◆ The request
Take every line from the listing below that includes "Information" and copy it.

::::::::

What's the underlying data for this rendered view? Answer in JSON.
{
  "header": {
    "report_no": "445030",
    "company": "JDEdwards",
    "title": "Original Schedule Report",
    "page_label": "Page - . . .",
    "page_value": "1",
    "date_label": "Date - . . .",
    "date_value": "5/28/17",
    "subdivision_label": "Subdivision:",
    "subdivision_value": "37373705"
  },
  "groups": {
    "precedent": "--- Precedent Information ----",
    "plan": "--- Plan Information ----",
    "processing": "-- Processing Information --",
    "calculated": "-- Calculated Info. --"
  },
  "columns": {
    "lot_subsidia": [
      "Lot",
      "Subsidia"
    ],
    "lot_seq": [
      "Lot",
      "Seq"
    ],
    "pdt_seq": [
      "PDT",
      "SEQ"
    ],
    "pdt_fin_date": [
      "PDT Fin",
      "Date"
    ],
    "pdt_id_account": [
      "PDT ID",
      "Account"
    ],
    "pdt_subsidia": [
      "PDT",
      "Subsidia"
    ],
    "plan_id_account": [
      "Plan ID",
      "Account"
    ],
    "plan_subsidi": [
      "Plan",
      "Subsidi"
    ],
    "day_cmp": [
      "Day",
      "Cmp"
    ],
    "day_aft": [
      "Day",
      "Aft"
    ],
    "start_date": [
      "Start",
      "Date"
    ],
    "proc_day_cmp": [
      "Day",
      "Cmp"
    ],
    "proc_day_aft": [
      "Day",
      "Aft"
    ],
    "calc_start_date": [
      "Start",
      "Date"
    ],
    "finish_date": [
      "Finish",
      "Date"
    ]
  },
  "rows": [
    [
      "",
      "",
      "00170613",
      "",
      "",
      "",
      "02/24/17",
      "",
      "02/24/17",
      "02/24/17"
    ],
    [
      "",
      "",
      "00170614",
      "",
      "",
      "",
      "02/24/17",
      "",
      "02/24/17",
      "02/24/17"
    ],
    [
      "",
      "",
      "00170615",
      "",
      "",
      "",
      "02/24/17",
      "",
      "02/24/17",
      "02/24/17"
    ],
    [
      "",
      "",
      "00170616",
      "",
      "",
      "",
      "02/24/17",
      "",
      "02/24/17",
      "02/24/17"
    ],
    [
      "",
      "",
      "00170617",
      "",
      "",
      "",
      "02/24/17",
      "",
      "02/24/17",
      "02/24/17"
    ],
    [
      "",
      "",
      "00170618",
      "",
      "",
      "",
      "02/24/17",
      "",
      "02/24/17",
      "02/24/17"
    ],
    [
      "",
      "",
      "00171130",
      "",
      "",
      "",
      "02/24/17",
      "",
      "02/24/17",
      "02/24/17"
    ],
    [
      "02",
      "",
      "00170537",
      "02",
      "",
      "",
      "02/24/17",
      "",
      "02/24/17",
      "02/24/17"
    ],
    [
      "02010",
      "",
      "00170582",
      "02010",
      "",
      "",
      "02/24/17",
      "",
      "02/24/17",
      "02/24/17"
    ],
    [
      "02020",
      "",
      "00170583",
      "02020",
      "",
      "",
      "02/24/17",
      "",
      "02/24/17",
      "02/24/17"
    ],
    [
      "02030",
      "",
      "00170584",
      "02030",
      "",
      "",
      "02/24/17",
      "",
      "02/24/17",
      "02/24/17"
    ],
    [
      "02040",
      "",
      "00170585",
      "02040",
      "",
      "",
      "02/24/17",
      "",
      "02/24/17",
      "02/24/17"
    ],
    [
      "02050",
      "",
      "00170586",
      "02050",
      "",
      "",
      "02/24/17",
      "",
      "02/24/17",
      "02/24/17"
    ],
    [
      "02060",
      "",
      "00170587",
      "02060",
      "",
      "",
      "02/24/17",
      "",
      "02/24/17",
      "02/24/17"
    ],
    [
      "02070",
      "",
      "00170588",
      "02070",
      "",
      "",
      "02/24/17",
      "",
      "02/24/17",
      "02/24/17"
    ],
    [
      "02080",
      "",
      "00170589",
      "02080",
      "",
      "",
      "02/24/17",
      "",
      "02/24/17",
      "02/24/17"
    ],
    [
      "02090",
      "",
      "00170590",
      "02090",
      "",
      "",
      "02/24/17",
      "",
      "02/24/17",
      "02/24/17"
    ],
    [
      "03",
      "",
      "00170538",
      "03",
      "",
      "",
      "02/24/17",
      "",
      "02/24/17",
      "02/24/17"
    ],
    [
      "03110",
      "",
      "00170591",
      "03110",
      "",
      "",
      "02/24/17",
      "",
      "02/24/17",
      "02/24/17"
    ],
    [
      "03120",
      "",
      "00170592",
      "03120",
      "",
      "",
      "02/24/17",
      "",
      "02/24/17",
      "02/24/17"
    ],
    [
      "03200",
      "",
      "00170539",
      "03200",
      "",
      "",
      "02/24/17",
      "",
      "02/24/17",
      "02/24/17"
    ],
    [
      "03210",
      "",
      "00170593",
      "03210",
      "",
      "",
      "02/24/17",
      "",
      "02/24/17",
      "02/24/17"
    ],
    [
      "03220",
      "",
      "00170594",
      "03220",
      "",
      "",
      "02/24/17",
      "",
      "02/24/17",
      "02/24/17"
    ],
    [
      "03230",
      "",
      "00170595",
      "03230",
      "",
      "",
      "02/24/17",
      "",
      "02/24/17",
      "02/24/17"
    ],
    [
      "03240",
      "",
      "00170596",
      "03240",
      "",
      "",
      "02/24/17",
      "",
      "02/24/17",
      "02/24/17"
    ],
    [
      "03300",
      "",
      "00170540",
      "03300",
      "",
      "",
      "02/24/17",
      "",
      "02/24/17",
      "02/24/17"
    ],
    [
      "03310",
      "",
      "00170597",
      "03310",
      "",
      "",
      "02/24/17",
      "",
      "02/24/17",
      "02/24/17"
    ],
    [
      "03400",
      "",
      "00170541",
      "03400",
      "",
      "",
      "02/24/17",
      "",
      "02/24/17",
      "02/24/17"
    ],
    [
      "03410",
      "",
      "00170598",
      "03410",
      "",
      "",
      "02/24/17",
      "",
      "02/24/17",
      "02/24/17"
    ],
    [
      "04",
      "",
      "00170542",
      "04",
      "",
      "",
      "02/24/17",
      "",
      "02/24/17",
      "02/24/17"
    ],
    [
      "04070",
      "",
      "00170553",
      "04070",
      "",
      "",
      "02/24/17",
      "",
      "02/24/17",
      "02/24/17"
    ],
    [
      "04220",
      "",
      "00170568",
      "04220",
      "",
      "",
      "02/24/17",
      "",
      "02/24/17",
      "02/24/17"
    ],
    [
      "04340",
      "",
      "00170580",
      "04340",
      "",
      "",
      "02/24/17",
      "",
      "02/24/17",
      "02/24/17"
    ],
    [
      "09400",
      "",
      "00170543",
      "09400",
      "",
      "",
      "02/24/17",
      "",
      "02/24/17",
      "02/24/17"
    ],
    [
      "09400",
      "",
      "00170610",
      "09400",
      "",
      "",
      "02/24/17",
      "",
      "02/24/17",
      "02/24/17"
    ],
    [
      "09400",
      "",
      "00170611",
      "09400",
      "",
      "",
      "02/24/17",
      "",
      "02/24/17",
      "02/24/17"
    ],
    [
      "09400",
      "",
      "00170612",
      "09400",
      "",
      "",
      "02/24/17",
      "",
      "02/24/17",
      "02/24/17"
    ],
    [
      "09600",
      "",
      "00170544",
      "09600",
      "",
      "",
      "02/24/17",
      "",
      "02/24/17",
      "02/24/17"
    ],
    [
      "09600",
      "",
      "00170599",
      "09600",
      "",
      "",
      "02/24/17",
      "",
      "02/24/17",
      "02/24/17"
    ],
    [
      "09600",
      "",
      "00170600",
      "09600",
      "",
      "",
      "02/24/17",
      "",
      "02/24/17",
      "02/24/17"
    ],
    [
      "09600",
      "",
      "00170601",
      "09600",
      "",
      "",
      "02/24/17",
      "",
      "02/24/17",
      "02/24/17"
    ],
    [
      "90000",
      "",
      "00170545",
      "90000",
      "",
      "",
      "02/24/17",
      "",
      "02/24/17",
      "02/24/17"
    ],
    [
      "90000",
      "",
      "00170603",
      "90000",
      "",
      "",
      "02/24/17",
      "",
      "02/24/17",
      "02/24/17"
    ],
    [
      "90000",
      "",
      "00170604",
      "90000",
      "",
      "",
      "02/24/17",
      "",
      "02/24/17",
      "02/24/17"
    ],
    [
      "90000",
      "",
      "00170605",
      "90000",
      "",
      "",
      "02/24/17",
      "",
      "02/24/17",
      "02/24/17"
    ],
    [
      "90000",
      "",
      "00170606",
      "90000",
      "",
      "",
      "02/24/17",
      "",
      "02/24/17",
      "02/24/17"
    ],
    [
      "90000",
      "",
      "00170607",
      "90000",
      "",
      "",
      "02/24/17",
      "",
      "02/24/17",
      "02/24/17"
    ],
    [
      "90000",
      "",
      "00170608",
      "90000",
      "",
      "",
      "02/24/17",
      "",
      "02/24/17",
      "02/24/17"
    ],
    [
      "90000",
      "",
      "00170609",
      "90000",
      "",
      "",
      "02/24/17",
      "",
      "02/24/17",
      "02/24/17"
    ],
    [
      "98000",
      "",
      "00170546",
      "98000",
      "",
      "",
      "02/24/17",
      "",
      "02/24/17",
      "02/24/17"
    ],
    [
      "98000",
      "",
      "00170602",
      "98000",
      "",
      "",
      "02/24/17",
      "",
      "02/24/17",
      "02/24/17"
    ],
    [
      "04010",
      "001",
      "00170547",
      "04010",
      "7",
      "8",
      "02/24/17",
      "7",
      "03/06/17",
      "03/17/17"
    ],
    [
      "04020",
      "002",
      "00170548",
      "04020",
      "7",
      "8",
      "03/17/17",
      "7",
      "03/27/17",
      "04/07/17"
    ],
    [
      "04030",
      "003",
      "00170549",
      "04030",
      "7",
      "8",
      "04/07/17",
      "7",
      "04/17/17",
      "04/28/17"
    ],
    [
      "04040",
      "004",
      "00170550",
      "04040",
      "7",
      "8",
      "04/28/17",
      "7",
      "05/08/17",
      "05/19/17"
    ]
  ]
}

::::::::

◆ Exercise output
    "precedent": "--- Precedent Information ----",
    "plan": "--- Plan Information ----",
    "processing": "-- Processing Information --",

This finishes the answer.